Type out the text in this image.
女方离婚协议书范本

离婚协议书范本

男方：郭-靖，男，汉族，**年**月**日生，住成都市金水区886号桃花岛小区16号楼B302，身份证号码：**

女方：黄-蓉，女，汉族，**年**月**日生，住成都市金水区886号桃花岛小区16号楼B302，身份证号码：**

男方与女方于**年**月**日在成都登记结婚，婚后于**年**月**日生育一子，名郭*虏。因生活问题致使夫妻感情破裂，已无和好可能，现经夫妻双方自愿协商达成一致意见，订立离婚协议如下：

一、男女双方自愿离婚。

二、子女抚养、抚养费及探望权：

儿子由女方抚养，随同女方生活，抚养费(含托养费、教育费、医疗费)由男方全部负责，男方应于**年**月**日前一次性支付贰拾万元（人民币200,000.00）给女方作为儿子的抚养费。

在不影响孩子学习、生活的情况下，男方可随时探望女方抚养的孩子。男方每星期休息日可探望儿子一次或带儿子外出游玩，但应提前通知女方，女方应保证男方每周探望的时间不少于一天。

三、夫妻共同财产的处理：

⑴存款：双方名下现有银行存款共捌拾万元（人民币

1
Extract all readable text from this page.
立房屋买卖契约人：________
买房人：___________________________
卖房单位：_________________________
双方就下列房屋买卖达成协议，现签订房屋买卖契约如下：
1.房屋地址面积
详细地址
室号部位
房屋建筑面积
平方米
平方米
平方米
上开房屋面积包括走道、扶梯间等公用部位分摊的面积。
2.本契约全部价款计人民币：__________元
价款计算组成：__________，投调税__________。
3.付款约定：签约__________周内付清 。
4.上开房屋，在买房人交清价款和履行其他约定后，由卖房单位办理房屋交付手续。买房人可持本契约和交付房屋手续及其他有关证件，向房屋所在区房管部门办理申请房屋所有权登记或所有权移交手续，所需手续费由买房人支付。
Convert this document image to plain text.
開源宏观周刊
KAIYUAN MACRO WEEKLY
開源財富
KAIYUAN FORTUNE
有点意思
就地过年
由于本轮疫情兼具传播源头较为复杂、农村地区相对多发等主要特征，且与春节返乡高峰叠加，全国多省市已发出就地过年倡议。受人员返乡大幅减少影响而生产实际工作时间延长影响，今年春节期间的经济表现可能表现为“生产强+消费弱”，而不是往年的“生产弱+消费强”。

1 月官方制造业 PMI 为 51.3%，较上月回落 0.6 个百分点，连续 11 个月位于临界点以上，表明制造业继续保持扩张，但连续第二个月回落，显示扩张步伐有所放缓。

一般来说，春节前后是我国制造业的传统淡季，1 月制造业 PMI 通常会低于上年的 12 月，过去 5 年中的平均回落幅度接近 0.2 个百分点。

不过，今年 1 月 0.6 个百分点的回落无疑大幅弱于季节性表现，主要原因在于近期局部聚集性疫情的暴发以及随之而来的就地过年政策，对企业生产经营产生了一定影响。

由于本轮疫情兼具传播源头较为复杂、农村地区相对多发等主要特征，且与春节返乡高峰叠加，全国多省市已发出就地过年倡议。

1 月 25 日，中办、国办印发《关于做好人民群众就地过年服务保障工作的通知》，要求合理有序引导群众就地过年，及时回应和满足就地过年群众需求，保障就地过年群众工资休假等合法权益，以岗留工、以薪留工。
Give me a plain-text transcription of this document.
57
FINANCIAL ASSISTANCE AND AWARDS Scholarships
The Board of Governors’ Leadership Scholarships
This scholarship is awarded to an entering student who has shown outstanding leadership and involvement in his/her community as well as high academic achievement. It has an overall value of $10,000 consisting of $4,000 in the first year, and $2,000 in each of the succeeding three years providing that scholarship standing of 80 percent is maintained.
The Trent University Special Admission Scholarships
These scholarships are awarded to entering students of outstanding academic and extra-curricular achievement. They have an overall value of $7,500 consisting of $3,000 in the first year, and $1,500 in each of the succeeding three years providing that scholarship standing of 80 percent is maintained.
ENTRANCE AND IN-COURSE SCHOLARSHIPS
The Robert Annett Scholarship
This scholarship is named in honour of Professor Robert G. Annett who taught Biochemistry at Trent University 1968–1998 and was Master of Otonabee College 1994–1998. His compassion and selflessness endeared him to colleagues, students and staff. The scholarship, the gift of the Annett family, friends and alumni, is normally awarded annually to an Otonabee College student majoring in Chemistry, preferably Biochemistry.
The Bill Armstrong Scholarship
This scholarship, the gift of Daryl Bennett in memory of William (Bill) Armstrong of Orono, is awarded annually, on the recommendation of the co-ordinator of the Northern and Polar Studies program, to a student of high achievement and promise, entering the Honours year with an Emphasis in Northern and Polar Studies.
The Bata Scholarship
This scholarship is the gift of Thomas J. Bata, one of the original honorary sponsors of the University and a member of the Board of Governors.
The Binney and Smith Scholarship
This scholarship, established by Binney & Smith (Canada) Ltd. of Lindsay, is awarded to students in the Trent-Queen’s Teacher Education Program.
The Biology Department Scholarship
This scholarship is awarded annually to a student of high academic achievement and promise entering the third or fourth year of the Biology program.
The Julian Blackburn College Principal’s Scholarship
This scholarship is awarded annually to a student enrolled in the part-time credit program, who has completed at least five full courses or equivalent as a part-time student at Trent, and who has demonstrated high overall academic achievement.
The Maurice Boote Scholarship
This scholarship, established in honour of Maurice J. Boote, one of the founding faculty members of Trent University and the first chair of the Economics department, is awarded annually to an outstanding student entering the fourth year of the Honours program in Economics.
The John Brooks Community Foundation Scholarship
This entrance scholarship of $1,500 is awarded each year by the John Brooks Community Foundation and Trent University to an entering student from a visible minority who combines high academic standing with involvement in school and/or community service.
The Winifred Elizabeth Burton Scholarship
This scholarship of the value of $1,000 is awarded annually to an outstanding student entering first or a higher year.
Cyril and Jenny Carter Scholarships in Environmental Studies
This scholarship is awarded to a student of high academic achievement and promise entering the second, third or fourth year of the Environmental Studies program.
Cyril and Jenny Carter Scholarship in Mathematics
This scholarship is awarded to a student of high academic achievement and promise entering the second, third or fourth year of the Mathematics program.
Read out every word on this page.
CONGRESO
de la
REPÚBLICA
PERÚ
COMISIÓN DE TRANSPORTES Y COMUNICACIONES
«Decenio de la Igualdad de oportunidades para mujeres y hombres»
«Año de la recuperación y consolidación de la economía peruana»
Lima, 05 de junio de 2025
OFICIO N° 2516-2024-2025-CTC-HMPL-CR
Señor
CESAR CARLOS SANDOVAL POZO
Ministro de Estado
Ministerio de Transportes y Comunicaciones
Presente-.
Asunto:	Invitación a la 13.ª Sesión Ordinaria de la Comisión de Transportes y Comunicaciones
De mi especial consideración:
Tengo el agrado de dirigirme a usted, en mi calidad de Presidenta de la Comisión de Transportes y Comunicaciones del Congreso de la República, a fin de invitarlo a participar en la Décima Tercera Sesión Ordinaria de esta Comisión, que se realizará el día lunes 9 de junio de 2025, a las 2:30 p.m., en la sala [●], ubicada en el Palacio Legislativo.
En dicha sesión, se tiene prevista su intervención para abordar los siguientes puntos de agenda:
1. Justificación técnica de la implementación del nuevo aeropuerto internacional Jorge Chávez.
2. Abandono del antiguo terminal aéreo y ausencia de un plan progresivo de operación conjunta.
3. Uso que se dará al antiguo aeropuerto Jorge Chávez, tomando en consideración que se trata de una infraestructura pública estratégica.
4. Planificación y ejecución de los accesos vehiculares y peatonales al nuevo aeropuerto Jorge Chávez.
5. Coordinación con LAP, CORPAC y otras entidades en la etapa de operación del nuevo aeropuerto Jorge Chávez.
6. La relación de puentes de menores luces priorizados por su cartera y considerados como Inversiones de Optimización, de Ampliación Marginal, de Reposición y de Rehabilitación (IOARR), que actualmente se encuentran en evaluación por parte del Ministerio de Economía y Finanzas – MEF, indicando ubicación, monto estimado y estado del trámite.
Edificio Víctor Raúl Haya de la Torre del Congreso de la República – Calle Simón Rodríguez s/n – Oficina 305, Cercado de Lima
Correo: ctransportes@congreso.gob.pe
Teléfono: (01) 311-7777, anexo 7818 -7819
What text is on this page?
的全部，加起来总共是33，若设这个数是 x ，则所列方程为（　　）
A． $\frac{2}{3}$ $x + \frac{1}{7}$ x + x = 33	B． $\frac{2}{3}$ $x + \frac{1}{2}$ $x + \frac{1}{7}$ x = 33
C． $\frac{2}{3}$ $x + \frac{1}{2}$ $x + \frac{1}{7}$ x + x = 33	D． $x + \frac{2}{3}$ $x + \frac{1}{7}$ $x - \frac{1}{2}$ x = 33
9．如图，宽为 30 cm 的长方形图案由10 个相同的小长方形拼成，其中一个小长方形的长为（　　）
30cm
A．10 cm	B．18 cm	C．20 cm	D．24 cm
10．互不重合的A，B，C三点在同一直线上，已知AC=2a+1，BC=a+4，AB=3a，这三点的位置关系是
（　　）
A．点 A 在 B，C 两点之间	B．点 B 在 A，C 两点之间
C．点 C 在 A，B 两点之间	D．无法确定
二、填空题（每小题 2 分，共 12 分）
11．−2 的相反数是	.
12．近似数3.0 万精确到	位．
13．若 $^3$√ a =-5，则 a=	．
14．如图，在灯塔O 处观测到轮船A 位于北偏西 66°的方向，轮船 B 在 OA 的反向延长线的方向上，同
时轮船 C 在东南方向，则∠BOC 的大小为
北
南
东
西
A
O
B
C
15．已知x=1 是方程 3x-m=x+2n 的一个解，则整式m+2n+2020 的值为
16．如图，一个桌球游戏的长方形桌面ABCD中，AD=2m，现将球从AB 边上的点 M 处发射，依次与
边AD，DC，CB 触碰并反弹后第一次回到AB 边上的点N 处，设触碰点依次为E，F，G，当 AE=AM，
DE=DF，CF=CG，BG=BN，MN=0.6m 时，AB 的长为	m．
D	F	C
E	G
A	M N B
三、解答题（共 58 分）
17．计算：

* _GOAL OF THE EXERCISE_: In the data above, how many lines contain the string "frac"? Answer with the number only.

* _ANSWER IN FULL_: 2